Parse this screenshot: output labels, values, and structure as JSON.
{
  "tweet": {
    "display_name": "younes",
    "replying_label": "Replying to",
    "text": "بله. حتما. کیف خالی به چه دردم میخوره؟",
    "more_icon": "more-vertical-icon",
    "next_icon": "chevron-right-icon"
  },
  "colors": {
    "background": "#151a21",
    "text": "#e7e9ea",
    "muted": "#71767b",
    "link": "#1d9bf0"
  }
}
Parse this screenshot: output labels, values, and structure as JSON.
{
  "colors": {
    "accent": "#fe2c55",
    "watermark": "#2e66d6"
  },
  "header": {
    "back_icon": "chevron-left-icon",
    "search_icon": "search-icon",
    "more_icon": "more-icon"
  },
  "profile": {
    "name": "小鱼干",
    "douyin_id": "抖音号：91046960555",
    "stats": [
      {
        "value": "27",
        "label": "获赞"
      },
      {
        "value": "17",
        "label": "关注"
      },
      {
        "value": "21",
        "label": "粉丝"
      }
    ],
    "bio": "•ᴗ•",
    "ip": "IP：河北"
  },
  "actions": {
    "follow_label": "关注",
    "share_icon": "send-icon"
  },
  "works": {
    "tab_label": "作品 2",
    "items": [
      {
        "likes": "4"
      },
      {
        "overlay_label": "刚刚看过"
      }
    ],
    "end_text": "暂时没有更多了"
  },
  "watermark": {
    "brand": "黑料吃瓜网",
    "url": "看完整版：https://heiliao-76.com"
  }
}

______

• _Stated problem_:
All of the entries must be written out exactly as they stand.

• _Solution to this task_:
Parse this screenshot: output labels, values, and structure as JSON.
{
  "tweet": {
    "display_name": "younes",
    "replying_label": "Replying to",
    "text": "بله. حتما. کیف خالی به چه دردم میخوره؟",
    "more_icon": "more-vertical-icon",
    "next_icon": "chevron-right-icon"
  },
  "colors": {
    "background": "#151a21",
    "text": "#e7e9ea",
    "muted": "#71767b",
    "link": "#1d9bf0"
  }
}
Parse this screenshot: output labels, values, and structure as JSON.
{
  "colors": {
    "accent": "#fe2c55",
    "watermark": "#2e66d6"
  },
  "header": {
    "back_icon": "chevron-left-icon",
    "search_icon": "search-icon",
    "more_icon": "more-icon"
  },
  "profile": {
    "name": "小鱼干",
    "douyin_id": "抖音号：91046960555",
    "stats": [
      {
        "value": "27",
        "label": "获赞"
      },
      {
        "value": "17",
        "label": "关注"
      },
      {
        "value": "21",
        "label": "粉丝"
      }
    ],
    "bio": "•ᴗ•",
    "ip": "IP：河北"
  },
  "actions": {
    "follow_label": "关注",
    "share_icon": "send-icon"
  },
  "works": {
    "tab_label": "作品 2",
    "items": [
      {
        "likes": "4"
      },
      {
        "overlay_label": "刚刚看过"
      }
    ],
    "end_text": "暂时没有更多了"
  },
  "watermark": {
    "brand": "黑料吃瓜网",
    "url": "看完整版：https://heiliao-76.com"
  }
}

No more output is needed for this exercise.